● **REQUIRED WORK**
Transcribe the records below exactly as they appear.

● **MATERIAL TO PROCESS**

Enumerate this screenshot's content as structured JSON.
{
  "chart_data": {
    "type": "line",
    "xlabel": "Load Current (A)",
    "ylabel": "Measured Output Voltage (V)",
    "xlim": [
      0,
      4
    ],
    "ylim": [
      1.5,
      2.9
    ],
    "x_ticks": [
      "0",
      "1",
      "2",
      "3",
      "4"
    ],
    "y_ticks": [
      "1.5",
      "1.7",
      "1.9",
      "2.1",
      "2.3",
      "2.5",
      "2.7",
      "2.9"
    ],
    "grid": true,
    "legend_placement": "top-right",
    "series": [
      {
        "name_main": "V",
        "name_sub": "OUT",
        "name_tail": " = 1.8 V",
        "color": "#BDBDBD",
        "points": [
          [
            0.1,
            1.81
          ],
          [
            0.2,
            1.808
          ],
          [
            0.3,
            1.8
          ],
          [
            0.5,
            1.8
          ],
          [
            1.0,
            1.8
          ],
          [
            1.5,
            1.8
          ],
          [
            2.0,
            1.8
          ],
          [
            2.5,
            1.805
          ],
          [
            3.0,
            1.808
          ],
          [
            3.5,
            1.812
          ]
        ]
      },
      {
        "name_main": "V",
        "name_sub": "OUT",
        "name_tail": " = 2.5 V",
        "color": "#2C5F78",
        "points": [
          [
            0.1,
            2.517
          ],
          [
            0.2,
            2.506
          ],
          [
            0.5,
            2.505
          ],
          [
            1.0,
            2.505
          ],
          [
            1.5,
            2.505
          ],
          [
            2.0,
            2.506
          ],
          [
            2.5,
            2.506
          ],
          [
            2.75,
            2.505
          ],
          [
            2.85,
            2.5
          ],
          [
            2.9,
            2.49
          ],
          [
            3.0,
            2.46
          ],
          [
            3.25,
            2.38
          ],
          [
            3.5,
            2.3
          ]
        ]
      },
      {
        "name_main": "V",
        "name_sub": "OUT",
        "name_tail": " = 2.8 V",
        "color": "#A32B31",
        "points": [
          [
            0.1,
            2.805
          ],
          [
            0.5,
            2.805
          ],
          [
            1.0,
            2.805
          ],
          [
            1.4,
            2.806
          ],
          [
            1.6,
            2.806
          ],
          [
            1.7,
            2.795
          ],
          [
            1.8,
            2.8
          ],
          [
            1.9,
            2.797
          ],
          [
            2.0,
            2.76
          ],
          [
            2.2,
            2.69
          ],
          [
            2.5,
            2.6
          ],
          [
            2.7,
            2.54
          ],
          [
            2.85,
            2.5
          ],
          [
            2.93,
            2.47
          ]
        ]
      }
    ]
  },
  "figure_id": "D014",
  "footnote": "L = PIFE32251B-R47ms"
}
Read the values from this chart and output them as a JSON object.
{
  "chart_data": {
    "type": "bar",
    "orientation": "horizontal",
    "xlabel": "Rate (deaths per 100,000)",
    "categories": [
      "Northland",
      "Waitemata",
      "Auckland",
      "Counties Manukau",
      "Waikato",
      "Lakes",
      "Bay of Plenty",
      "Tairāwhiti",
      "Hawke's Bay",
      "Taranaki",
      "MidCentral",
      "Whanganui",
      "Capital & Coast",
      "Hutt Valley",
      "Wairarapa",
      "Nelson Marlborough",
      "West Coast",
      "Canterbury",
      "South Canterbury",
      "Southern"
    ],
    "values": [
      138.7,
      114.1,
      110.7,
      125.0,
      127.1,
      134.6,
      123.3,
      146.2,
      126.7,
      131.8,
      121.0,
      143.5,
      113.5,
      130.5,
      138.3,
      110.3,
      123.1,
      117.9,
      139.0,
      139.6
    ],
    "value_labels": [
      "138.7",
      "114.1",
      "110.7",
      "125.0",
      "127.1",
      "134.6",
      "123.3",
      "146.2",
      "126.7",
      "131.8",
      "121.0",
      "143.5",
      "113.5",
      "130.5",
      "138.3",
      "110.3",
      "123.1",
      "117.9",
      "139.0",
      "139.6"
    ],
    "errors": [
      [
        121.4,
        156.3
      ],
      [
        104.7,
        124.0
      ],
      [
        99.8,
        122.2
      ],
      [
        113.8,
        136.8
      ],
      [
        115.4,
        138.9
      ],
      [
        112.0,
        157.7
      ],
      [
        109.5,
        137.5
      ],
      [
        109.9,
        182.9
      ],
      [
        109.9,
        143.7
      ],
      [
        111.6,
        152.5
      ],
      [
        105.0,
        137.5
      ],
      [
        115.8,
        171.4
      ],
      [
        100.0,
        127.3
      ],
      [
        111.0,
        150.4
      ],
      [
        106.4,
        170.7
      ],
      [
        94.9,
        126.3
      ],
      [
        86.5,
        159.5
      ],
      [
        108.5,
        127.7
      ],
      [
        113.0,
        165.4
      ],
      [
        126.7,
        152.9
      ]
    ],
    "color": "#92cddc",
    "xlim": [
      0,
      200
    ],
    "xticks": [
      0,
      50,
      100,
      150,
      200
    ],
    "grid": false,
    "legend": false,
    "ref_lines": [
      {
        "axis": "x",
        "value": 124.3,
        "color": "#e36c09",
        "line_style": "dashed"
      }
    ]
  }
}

● **TASK SOLUTION**
Enumerate this screenshot's content as structured JSON.
{
  "chart_data": {
    "type": "line",
    "xlabel": "Load Current (A)",
    "ylabel": "Measured Output Voltage (V)",
    "xlim": [
      0,
      4
    ],
    "ylim": [
      1.5,
      2.9
    ],
    "x_ticks": [
      "0",
      "1",
      "2",
      "3",
      "4"
    ],
    "y_ticks": [
      "1.5",
      "1.7",
      "1.9",
      "2.1",
      "2.3",
      "2.5",
      "2.7",
      "2.9"
    ],
    "grid": true,
    "legend_placement": "top-right",
    "series": [
      {
        "name_main": "V",
        "name_sub": "OUT",
        "name_tail": " = 1.8 V",
        "color": "#BDBDBD",
        "points": [
          [
            0.1,
            1.81
          ],
          [
            0.2,
            1.808
          ],
          [
            0.3,
            1.8
          ],
          [
            0.5,
            1.8
          ],
          [
            1.0,
            1.8
          ],
          [
            1.5,
            1.8
          ],
          [
            2.0,
            1.8
          ],
          [
            2.5,
            1.805
          ],
          [
            3.0,
            1.808
          ],
          [
            3.5,
            1.812
          ]
        ]
      },
      {
        "name_main": "V",
        "name_sub": "OUT",
        "name_tail": " = 2.5 V",
        "color": "#2C5F78",
        "points": [
          [
            0.1,
            2.517
          ],
          [
            0.2,
            2.506
          ],
          [
            0.5,
            2.505
          ],
          [
            1.0,
            2.505
          ],
          [
            1.5,
            2.505
          ],
          [
            2.0,
            2.506
          ],
          [
            2.5,
            2.506
          ],
          [
            2.75,
            2.505
          ],
          [
            2.85,
            2.5
          ],
          [
            2.9,
            2.49
          ],
          [
            3.0,
            2.46
          ],
          [
            3.25,
            2.38
          ],
          [
            3.5,
            2.3
          ]
        ]
      },
      {
        "name_main": "V",
        "name_sub": "OUT",
        "name_tail": " = 2.8 V",
        "color": "#A32B31",
        "points": [
          [
            0.1,
            2.805
          ],
          [
            0.5,
            2.805
          ],
          [
            1.0,
            2.805
          ],
          [
            1.4,
            2.806
          ],
          [
            1.6,
            2.806
          ],
          [
            1.7,
            2.795
          ],
          [
            1.8,
            2.8
          ],
          [
            1.9,
            2.797
          ],
          [
            2.0,
            2.76
          ],
          [
            2.2,
            2.69
          ],
          [
            2.5,
            2.6
          ],
          [
            2.7,
            2.54
          ],
          [
            2.85,
            2.5
          ],
          [
            2.93,
            2.47
          ]
        ]
      }
    ]
  },
  "figure_id": "D014",
  "footnote": "L = PIFE32251B-R47ms"
}
Read the values from this chart and output them as a JSON object.
{
  "chart_data": {
    "type": "bar",
    "orientation": "horizontal",
    "xlabel": "Rate (deaths per 100,000)",
    "categories": [
      "Northland",
      "Waitemata",
      "Auckland",
      "Counties Manukau",
      "Waikato",
      "Lakes",
      "Bay of Plenty",
      "Tairāwhiti",
      "Hawke's Bay",
      "Taranaki",
      "MidCentral",
      "Whanganui",
      "Capital & Coast",
      "Hutt Valley",
      "Wairarapa",
      "Nelson Marlborough",
      "West Coast",
      "Canterbury",
      "South Canterbury",
      "Southern"
    ],
    "values": [
      138.7,
      114.1,
      110.7,
      125.0,
      127.1,
      134.6,
      123.3,
      146.2,
      126.7,
      131.8,
      121.0,
      143.5,
      113.5,
      130.5,
      138.3,
      110.3,
      123.1,
      117.9,
      139.0,
      139.6
    ],
    "value_labels": [
      "138.7",
      "114.1",
      "110.7",
      "125.0",
      "127.1",
      "134.6",
      "123.3",
      "146.2",
      "126.7",
      "131.8",
      "121.0",
      "143.5",
      "113.5",
      "130.5",
      "138.3",
      "110.3",
      "123.1",
      "117.9",
      "139.0",
      "139.6"
    ],
    "errors": [
      [
        121.4,
        156.3
      ],
      [
        104.7,
        124.0
      ],
      [
        99.8,
        122.2
      ],
      [
        113.8,
        136.8
      ],
      [
        115.4,
        138.9
      ],
      [
        112.0,
        157.7
      ],
      [
        109.5,
        137.5
      ],
      [
        109.9,
        182.9
      ],
      [
        109.9,
        143.7
      ],
      [
        111.6,
        152.5
      ],
      [
        105.0,
        137.5
      ],
      [
        115.8,
        171.4
      ],
      [
        100.0,
        127.3
      ],
      [
        111.0,
        150.4
      ],
      [
        106.4,
        170.7
      ],
      [
        94.9,
        126.3
      ],
      [
        86.5,
        159.5
      ],
      [
        108.5,
        127.7
      ],
      [
        113.0,
        165.4
      ],
      [
        126.7,
        152.9
      ]
    ],
    "color": "#92cddc",
    "xlim": [
      0,
      200
    ],
    "xticks": [
      0,
      50,
      100,
      150,
      200
    ],
    "grid": false,
    "legend": false,
    "ref_lines": [
      {
        "axis": "x",
        "value": 124.3,
        "color": "#e36c09",
        "line_style": "dashed"
      }
    ]
  }
}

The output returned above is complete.